- _Goal_: Records follow. Pull out every line that contains "name".

::: Dataset

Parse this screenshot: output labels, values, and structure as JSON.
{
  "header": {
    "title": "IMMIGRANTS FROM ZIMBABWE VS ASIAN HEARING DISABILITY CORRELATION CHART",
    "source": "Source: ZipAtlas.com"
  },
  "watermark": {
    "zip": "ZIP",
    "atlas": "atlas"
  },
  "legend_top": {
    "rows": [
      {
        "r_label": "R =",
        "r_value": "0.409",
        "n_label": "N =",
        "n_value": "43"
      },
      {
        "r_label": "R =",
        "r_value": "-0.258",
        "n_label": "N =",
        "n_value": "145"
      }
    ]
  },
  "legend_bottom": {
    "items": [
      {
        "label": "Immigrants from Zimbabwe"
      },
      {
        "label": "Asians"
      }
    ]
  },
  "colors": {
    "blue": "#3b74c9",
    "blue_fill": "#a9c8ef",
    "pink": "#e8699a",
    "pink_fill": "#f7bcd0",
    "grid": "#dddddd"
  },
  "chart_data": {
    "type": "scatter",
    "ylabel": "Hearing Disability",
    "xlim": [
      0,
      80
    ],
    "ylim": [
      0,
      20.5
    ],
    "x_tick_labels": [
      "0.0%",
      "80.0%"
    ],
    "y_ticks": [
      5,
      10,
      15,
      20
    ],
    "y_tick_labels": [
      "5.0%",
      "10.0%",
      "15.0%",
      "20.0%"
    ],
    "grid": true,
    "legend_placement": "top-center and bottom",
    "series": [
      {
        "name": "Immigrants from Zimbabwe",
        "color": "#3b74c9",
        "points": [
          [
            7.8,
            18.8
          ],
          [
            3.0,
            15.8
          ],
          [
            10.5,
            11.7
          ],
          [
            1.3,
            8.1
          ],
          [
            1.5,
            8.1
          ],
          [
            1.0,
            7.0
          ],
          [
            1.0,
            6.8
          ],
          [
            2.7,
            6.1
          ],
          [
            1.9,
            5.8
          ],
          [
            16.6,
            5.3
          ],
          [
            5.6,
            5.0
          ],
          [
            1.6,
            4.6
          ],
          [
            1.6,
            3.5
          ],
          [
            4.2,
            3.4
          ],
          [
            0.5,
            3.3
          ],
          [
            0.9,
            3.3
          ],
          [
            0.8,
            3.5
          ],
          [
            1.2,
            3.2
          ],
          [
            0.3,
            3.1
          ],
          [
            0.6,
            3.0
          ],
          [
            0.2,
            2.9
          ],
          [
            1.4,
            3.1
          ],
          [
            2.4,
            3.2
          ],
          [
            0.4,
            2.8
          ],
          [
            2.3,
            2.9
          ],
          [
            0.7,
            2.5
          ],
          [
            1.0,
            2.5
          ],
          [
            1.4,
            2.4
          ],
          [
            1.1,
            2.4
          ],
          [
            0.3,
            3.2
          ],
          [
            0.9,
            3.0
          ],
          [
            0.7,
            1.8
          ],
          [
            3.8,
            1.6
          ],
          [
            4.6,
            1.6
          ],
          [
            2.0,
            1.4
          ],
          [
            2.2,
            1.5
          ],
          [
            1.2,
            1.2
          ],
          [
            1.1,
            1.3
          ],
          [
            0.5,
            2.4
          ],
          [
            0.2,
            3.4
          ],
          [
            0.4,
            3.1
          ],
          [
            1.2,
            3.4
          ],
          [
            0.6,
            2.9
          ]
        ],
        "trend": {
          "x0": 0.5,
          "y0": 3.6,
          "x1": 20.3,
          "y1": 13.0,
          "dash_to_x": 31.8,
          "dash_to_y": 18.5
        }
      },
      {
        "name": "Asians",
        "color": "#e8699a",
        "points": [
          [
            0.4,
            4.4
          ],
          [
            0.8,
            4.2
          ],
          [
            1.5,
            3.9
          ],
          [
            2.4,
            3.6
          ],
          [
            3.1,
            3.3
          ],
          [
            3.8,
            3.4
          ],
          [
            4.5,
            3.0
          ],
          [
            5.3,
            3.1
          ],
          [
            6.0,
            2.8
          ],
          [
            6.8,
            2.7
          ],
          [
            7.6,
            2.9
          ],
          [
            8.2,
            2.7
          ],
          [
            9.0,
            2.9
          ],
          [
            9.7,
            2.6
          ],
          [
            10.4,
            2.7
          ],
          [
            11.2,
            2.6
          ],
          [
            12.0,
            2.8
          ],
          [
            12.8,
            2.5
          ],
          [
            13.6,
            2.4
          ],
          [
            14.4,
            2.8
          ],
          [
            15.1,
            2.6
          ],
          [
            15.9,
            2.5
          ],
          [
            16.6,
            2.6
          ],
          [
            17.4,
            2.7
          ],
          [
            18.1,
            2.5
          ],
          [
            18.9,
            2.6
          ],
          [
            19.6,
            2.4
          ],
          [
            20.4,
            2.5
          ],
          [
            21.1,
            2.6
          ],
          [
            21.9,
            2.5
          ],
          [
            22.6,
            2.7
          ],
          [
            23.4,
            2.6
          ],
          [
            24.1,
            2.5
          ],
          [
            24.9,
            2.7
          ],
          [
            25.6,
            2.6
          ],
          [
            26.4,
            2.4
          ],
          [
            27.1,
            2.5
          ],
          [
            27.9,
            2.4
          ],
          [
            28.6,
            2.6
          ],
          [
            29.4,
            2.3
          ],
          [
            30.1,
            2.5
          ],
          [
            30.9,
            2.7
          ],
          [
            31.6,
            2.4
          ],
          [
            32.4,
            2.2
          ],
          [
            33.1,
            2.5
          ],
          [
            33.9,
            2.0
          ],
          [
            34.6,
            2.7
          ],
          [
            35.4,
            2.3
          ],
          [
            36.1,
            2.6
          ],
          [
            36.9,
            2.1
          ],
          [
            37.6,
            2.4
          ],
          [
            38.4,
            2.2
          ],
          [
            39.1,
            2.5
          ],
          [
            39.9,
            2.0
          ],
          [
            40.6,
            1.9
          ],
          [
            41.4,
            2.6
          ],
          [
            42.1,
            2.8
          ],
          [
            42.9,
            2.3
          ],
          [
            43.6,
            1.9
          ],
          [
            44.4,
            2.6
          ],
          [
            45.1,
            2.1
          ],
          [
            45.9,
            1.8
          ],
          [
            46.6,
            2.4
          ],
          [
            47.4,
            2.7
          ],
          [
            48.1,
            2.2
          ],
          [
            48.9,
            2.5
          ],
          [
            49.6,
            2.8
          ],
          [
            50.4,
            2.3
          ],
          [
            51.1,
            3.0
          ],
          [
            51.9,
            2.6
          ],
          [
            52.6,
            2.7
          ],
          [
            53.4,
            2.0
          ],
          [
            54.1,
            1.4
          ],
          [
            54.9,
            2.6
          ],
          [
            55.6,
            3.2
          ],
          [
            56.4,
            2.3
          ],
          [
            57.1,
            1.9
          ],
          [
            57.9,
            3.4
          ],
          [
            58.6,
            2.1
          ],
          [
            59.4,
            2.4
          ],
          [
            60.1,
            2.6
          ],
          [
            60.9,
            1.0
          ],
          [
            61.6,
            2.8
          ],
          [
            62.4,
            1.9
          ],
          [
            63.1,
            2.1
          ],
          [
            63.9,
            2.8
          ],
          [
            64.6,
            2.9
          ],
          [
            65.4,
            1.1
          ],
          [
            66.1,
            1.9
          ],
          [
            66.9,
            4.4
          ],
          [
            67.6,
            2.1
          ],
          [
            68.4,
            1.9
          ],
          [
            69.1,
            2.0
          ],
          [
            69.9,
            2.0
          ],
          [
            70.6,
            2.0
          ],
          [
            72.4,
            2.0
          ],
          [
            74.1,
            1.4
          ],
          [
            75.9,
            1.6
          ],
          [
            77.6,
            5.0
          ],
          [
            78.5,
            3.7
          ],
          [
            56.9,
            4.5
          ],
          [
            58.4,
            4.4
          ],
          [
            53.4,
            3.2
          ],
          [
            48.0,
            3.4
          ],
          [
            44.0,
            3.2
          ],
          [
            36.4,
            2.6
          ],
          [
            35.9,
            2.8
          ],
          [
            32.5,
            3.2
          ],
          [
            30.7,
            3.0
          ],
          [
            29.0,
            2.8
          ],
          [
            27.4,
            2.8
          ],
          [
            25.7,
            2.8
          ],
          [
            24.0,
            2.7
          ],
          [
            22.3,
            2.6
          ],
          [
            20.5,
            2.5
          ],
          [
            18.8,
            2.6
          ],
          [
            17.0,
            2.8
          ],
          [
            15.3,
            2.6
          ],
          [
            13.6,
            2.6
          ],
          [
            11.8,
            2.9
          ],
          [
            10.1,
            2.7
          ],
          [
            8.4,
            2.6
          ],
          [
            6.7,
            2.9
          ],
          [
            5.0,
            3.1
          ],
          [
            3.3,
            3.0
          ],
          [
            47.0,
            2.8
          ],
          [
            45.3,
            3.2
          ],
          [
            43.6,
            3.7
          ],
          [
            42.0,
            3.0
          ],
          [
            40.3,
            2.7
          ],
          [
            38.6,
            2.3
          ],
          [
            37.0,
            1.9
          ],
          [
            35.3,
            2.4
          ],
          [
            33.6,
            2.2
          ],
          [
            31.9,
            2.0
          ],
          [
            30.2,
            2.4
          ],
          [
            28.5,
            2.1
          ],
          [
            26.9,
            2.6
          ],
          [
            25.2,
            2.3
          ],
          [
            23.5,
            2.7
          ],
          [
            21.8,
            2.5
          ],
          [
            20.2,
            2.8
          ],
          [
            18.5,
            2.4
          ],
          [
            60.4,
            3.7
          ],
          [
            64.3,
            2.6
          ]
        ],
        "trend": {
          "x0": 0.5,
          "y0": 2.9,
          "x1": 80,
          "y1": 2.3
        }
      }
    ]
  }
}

::::::

- _Exercise result_:
        "name": "Immigrants from Zimbabwe",
        "name": "Asians",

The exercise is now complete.